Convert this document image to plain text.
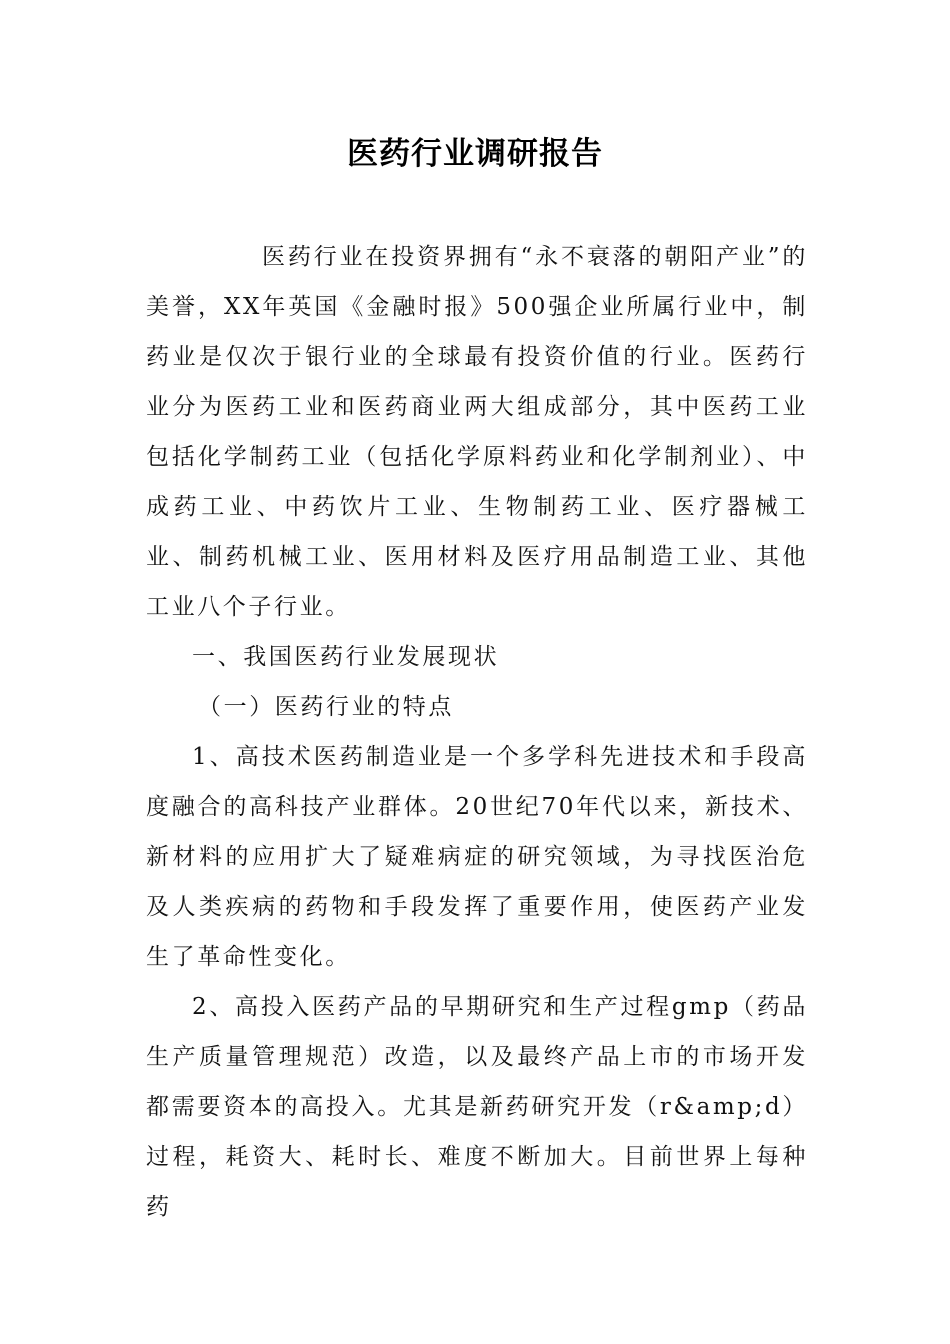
医药行业调研报告

医药行业在投资界拥有“永不衰落的朝阳产业”的美誉，XX年英国《金融时报》500强企业所属行业中，制药业是仅次于银行业的全球最有投资价值的行业。医药行业分为医药工业和医药商业两大组成部分，其中医药工业包括化学制药工业（包括化学原料药业和化学制剂业）、中成药工业、中药饮片工业、生物制药工业、医疗器械工业、制药机械工业、医用材料及医疗用品制造工业、其他工业八个子行业。

一、我国医药行业发展现状

（一）医药行业的特点

1、高技术医药制造业是一个多学科先进技术和手段高度融合的高科技产业群体。20世纪70年代以来，新技术、新材料的应用扩大了疑难病症的研究领域，为寻找医治危及人类疾病的药物和手段发挥了重要作用，使医药产业发生了革命性变化。

2、高投入医药产品的早期研究和生产过程gmp（药品生产质量管理规范）改造，以及最终产品上市的市场开发都需要资本的高投入。尤其是新药研究开发（r&amp;d）过程，耗资大、耗时长、难度不断加大。目前世界上每种药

━━━

Written problem: Your task is to repeat the material above exactly, without its pictures.

Completed exercise:
Convert this document image to plain text.
医药行业调研报告

医药行业在投资界拥有“永不衰落的朝阳产业”的美誉，XX年英国《金融时报》500强企业所属行业中，制药业是仅次于银行业的全球最有投资价值的行业。医药行业分为医药工业和医药商业两大组成部分，其中医药工业包括化学制药工业（包括化学原料药业和化学制剂业）、中成药工业、中药饮片工业、生物制药工业、医疗器械工业、制药机械工业、医用材料及医疗用品制造工业、其他工业八个子行业。

一、我国医药行业发展现状

（一）医药行业的特点

1、高技术医药制造业是一个多学科先进技术和手段高度融合的高科技产业群体。20世纪70年代以来，新技术、新材料的应用扩大了疑难病症的研究领域，为寻找医治危及人类疾病的药物和手段发挥了重要作用，使医药产业发生了革命性变化。

2、高投入医药产品的早期研究和生产过程gmp（药品生产质量管理规范）改造，以及最终产品上市的市场开发都需要资本的高投入。尤其是新药研究开发（r&amp;d）过程，耗资大、耗时长、难度不断加大。目前世界上每种药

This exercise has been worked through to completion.